## [Data shown]
------

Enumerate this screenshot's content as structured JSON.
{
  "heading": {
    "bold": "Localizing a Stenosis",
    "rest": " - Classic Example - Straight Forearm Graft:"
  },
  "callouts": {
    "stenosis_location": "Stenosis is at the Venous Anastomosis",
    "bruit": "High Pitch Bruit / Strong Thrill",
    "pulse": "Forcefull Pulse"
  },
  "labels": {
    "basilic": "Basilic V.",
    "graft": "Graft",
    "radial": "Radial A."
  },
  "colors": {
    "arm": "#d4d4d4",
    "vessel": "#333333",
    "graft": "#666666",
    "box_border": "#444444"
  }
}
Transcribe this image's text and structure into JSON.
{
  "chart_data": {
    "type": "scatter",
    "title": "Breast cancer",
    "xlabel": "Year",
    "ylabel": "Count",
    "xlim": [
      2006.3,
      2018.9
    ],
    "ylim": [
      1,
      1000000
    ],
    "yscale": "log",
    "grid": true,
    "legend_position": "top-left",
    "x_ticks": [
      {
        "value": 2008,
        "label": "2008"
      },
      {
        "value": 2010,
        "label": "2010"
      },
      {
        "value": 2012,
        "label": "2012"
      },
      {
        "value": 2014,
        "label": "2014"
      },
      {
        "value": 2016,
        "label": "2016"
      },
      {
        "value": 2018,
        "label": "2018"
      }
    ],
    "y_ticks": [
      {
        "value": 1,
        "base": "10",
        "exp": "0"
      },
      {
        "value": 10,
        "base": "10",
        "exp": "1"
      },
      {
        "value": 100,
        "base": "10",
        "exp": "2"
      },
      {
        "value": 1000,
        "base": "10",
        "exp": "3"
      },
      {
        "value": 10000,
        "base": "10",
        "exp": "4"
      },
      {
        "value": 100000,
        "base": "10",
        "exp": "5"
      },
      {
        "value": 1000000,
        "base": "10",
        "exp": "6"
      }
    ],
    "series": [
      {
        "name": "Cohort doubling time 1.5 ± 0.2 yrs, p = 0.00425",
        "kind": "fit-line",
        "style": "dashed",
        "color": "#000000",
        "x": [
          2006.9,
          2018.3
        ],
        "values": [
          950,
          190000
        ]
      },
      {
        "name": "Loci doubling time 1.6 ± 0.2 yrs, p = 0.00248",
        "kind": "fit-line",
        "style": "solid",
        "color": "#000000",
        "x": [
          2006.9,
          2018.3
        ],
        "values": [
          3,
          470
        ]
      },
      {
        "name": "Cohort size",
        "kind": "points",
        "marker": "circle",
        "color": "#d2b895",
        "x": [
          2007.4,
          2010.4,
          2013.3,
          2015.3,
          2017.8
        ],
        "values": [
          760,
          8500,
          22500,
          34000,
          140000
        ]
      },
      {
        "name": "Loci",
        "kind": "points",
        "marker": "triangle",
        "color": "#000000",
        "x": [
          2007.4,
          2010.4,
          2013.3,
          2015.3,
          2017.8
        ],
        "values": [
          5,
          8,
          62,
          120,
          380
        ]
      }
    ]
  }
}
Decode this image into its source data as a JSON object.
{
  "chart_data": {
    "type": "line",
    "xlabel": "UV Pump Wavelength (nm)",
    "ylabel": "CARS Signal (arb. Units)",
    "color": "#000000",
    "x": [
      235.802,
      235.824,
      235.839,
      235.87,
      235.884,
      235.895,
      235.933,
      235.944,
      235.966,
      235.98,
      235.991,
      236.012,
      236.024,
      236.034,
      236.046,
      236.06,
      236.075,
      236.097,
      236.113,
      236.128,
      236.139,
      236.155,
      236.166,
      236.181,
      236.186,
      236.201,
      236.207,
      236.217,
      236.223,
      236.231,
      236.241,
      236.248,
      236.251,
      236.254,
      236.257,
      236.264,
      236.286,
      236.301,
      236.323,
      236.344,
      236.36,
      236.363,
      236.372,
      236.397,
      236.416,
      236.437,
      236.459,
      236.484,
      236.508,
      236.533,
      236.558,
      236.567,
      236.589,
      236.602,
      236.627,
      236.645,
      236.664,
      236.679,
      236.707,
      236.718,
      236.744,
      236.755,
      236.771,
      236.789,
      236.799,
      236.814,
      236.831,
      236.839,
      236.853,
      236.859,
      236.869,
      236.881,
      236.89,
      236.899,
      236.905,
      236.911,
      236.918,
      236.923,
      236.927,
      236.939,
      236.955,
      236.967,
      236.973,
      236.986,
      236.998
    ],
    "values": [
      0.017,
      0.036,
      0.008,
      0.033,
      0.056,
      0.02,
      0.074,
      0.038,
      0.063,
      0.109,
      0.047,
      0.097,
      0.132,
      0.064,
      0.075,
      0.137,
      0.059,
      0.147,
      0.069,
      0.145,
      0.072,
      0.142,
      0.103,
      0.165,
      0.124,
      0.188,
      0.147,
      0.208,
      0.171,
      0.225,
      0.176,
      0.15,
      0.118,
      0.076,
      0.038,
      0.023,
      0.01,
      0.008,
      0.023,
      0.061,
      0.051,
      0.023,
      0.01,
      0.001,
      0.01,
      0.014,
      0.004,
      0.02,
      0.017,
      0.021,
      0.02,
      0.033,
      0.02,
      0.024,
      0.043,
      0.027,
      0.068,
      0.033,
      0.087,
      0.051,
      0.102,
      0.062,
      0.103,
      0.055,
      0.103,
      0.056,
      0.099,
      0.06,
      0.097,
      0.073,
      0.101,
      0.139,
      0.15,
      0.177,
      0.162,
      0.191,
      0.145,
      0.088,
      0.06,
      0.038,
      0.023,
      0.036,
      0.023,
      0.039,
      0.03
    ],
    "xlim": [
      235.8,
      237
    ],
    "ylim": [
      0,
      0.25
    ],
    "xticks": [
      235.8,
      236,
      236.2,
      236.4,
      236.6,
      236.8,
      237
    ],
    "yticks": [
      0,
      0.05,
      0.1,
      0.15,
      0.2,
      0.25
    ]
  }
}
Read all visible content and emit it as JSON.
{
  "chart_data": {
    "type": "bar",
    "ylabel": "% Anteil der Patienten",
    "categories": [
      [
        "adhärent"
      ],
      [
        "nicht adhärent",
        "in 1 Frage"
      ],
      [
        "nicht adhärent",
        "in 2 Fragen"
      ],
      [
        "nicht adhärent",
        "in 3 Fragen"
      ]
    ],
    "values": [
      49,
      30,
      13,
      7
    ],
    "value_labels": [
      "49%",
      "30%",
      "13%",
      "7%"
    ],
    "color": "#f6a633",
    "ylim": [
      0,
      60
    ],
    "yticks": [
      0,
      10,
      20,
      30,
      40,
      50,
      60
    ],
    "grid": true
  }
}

------

## [Task brief]
All lines holding the word "this" should be picked out and copied.

## [Correct answer]
Enumerate this screenshot's content as structured JSON.
Transcribe this image's text and structure into JSON.
Decode this image into its source data as a JSON object.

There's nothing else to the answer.